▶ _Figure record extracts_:
========================================================================

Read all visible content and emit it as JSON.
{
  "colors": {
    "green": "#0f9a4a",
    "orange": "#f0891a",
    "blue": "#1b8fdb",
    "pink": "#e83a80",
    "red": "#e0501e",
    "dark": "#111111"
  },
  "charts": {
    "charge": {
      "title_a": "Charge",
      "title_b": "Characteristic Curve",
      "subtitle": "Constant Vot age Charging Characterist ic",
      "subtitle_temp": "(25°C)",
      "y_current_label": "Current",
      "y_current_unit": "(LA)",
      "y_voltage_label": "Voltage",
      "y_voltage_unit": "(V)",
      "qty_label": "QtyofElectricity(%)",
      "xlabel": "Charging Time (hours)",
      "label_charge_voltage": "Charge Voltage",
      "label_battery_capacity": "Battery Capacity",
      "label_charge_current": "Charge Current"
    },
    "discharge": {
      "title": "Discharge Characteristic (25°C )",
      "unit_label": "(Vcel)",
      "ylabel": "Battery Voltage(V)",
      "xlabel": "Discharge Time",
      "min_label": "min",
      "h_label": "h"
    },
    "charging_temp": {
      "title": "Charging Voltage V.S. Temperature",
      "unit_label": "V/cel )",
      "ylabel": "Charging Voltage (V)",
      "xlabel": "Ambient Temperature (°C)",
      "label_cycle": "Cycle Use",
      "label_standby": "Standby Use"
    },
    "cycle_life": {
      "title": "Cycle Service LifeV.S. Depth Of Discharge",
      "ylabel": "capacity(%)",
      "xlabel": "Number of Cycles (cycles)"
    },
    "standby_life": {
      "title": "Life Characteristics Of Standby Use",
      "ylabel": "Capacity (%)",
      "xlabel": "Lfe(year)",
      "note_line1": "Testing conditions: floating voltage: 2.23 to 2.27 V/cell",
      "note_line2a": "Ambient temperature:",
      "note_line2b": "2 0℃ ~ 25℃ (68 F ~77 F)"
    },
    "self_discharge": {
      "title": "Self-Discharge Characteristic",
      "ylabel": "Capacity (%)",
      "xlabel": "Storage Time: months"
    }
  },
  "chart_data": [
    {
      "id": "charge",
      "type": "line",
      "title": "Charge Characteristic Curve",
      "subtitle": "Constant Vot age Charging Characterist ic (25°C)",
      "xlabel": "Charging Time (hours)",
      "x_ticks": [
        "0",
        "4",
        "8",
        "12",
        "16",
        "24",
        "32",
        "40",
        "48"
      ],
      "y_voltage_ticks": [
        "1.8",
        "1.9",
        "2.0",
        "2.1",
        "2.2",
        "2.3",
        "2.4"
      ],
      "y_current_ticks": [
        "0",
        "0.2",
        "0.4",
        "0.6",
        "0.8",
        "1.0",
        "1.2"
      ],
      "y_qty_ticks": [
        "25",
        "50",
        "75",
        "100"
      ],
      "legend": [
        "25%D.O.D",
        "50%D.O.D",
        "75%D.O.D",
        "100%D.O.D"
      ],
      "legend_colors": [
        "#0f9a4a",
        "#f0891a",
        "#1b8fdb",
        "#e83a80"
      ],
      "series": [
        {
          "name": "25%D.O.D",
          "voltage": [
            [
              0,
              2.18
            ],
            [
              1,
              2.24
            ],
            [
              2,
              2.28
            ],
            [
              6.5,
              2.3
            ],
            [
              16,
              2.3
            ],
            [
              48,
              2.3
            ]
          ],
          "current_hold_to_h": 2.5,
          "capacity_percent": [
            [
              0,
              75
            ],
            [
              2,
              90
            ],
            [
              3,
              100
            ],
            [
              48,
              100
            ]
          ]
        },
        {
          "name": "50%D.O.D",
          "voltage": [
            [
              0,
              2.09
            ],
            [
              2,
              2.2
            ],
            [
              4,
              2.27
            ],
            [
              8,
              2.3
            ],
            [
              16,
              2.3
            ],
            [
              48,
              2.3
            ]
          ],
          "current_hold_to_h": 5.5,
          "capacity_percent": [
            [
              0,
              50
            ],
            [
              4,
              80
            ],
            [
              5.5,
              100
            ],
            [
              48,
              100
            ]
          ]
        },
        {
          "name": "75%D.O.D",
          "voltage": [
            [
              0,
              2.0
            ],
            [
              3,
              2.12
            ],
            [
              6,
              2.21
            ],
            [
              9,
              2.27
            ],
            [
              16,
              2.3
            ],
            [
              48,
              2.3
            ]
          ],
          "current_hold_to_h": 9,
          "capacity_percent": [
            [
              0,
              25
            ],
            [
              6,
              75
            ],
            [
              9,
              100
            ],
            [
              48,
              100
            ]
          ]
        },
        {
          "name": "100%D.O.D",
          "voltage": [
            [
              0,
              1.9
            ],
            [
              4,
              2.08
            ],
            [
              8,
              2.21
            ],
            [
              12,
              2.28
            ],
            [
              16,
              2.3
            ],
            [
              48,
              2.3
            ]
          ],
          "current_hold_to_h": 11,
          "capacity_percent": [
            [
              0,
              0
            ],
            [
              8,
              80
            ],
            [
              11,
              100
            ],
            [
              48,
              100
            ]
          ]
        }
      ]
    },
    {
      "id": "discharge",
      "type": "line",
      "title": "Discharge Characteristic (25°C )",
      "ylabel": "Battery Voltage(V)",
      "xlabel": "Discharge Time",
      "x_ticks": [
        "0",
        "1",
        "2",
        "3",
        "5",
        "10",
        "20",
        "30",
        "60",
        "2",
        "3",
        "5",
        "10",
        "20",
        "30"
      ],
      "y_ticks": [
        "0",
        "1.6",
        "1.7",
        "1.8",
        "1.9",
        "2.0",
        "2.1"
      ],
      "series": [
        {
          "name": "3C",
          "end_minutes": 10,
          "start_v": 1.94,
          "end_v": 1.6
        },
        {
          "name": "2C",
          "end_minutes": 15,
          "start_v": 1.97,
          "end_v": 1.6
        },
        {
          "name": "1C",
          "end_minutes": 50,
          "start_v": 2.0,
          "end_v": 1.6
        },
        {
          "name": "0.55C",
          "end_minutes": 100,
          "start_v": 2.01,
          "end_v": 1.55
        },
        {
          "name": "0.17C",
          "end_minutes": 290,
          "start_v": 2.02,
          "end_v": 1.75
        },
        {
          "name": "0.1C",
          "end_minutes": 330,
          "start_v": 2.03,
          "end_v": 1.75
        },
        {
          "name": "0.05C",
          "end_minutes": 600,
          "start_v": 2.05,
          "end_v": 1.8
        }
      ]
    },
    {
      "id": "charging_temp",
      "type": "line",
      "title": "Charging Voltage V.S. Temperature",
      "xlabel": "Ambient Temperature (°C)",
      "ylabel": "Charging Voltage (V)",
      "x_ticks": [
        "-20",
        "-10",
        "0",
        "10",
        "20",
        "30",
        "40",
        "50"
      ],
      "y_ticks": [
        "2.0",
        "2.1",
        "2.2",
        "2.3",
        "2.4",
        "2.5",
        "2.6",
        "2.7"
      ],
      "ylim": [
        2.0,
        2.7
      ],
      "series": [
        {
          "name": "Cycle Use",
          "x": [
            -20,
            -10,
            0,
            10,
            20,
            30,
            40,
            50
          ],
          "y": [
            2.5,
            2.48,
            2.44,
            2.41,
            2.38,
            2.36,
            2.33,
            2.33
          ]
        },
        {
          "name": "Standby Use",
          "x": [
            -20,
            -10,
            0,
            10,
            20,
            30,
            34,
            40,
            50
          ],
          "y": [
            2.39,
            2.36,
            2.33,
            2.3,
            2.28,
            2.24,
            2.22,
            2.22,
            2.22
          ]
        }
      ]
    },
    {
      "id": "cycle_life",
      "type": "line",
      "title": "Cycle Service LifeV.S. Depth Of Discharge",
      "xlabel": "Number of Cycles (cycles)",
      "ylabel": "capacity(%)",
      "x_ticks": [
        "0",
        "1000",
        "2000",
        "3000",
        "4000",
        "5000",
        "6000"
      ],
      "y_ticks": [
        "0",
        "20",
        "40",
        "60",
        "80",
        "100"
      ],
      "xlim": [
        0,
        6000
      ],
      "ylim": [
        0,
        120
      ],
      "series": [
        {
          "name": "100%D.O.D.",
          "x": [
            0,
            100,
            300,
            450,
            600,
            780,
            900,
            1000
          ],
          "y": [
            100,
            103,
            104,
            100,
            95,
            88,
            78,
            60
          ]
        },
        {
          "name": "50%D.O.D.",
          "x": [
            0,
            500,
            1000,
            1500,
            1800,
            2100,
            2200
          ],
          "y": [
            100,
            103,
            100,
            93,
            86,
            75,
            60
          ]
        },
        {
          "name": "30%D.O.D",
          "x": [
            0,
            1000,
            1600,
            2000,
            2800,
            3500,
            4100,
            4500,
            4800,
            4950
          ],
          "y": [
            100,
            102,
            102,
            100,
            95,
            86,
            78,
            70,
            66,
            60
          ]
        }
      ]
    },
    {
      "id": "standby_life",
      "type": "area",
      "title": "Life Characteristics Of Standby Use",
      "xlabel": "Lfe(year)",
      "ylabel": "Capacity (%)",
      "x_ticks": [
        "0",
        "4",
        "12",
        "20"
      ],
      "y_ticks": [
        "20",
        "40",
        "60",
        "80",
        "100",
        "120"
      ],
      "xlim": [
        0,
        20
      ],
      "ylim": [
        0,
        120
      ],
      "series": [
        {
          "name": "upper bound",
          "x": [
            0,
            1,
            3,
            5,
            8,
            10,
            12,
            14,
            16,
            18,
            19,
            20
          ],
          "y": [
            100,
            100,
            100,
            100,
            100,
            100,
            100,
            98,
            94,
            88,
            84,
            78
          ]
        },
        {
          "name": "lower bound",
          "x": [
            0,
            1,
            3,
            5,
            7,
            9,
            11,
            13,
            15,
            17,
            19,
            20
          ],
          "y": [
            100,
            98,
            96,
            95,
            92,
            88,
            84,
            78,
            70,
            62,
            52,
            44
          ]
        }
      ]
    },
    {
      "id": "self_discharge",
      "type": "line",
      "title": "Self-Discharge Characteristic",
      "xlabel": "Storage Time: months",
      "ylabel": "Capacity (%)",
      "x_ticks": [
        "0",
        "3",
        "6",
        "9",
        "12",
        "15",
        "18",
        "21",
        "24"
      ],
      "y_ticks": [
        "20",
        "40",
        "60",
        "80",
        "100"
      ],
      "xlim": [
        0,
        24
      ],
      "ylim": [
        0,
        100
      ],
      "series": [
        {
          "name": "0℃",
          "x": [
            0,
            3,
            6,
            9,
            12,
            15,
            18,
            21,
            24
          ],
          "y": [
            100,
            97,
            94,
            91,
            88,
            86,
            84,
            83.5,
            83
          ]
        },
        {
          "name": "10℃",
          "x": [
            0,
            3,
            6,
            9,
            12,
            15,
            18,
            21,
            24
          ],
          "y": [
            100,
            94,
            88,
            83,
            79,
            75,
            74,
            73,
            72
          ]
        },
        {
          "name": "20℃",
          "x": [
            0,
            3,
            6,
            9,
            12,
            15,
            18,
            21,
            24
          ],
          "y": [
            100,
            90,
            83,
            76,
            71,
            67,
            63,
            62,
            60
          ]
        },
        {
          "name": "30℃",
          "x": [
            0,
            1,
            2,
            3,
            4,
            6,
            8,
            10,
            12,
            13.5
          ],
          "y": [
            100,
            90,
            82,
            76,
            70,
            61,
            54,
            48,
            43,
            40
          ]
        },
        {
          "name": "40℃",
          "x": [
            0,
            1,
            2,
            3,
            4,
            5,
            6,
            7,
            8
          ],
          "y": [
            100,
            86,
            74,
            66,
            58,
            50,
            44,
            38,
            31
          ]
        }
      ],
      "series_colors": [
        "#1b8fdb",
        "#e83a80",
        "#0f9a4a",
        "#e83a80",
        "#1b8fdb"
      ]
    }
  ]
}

========================================================================

▶ _Directive_: From the listing above, pick out every line containing "Cycles".

▶ _Correct response_:
      "xlabel": "Number of Cycles (cycles)"
      "xlabel": "Number of Cycles (cycles)",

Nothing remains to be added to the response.